[Entries from a visual dataset]
+---+
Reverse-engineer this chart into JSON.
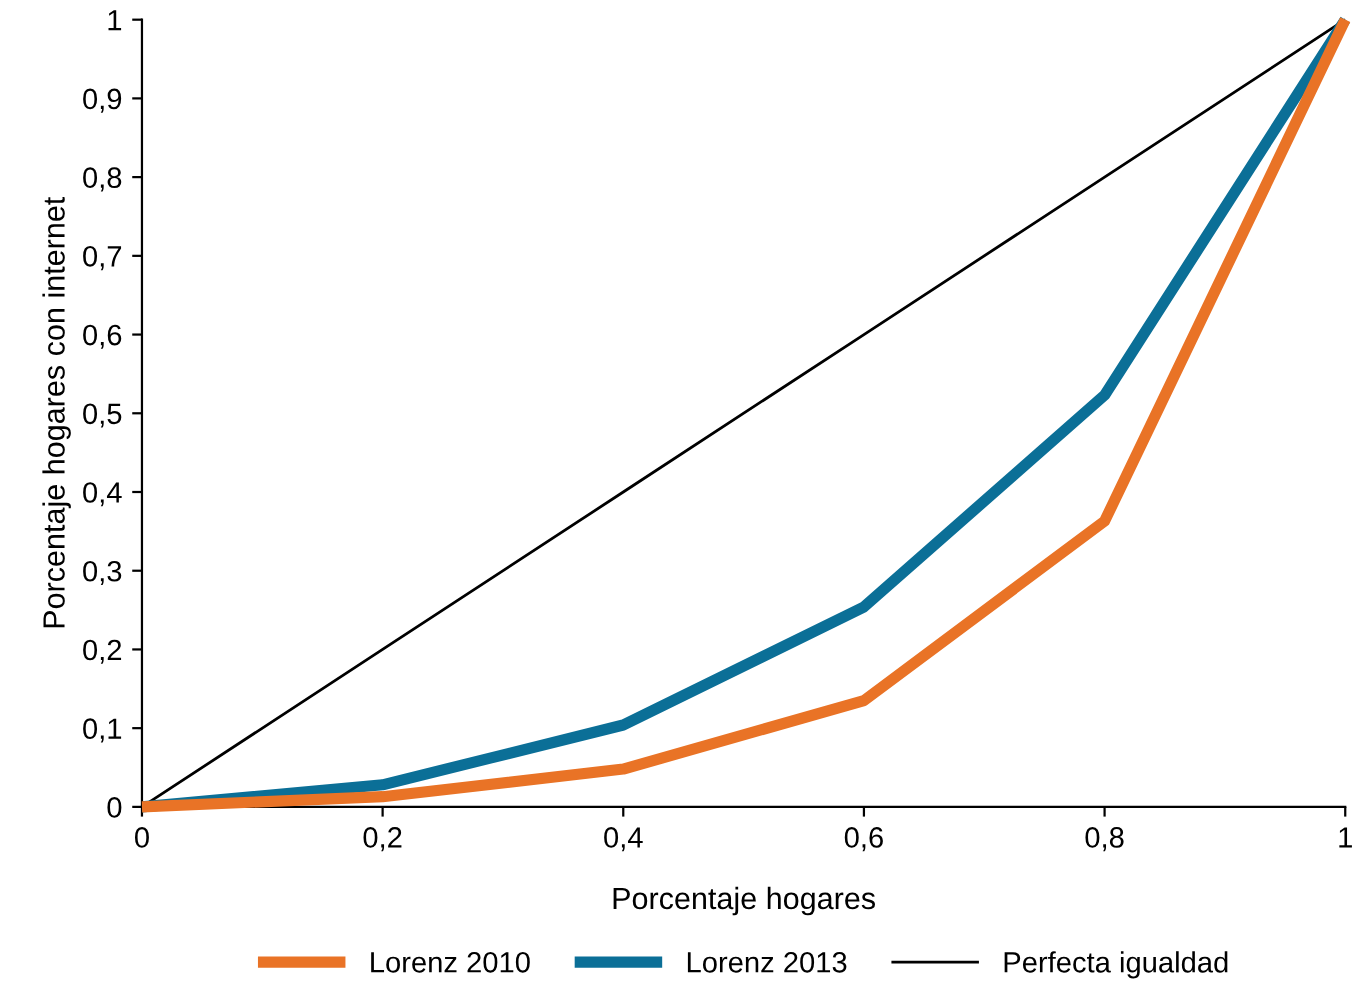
{
  "chart_data": {
    "type": "line",
    "xlabel": "Porcentaje hogares",
    "ylabel": "Porcentaje hogares con internet",
    "x": [
      0,
      0.2,
      0.4,
      0.6,
      0.8,
      1
    ],
    "series": [
      {
        "name": "Lorenz 2010",
        "color": "#e97326",
        "values": [
          0,
          0.013,
          0.048,
          0.135,
          0.363,
          1
        ]
      },
      {
        "name": "Lorenz 2013",
        "color": "#0b6f97",
        "values": [
          0,
          0.028,
          0.104,
          0.254,
          0.523,
          1
        ]
      },
      {
        "name": "Perfecta igualdad",
        "color": "#000000",
        "values": [
          0,
          0.2,
          0.4,
          0.6,
          0.8,
          1
        ]
      }
    ],
    "xlim": [
      0,
      1
    ],
    "ylim": [
      0,
      1
    ],
    "xticks": [
      0,
      {
        "value": 0.2,
        "label": "0,2"
      },
      {
        "value": 0.4,
        "label": "0,4"
      },
      {
        "value": 0.6,
        "label": "0,6"
      },
      {
        "value": 0.8,
        "label": "0,8"
      },
      1
    ],
    "yticks": [
      0,
      {
        "value": 0.1,
        "label": "0,1"
      },
      {
        "value": 0.2,
        "label": "0,2"
      },
      {
        "value": 0.3,
        "label": "0,3"
      },
      {
        "value": 0.4,
        "label": "0,4"
      },
      {
        "value": 0.5,
        "label": "0,5"
      },
      {
        "value": 0.6,
        "label": "0,6"
      },
      {
        "value": 0.7,
        "label": "0,7"
      },
      {
        "value": 0.8,
        "label": "0,8"
      },
      {
        "value": 0.9,
        "label": "0,9"
      },
      1
    ],
    "grid": false,
    "legend": "bottom"
  }
}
+---+
● DO THIS:
Set down the complete material exactly, but do not include the images.

● FULL SOLUTION:
Reverse-engineer this chart into JSON.
{
  "chart_data": {
    "type": "line",
    "xlabel": "Porcentaje hogares",
    "ylabel": "Porcentaje hogares con internet",
    "x": [
      0,
      0.2,
      0.4,
      0.6,
      0.8,
      1
    ],
    "series": [
      {
        "name": "Lorenz 2010",
        "color": "#e97326",
        "values": [
          0,
          0.013,
          0.048,
          0.135,
          0.363,
          1
        ]
      },
      {
        "name": "Lorenz 2013",
        "color": "#0b6f97",
        "values": [
          0,
          0.028,
          0.104,
          0.254,
          0.523,
          1
        ]
      },
      {
        "name": "Perfecta igualdad",
        "color": "#000000",
        "values": [
          0,
          0.2,
          0.4,
          0.6,
          0.8,
          1
        ]
      }
    ],
    "xlim": [
      0,
      1
    ],
    "ylim": [
      0,
      1
    ],
    "xticks": [
      0,
      {
        "value": 0.2,
        "label": "0,2"
      },
      {
        "value": 0.4,
        "label": "0,4"
      },
      {
        "value": 0.6,
        "label": "0,6"
      },
      {
        "value": 0.8,
        "label": "0,8"
      },
      1
    ],
    "yticks": [
      0,
      {
        "value": 0.1,
        "label": "0,1"
      },
      {
        "value": 0.2,
        "label": "0,2"
      },
      {
        "value": 0.3,
        "label": "0,3"
      },
      {
        "value": 0.4,
        "label": "0,4"
      },
      {
        "value": 0.5,
        "label": "0,5"
      },
      {
        "value": 0.6,
        "label": "0,6"
      },
      {
        "value": 0.7,
        "label": "0,7"
      },
      {
        "value": 0.8,
        "label": "0,8"
      },
      {
        "value": 0.9,
        "label": "0,9"
      },
      1
    ],
    "grid": false,
    "legend": "bottom"
  }
}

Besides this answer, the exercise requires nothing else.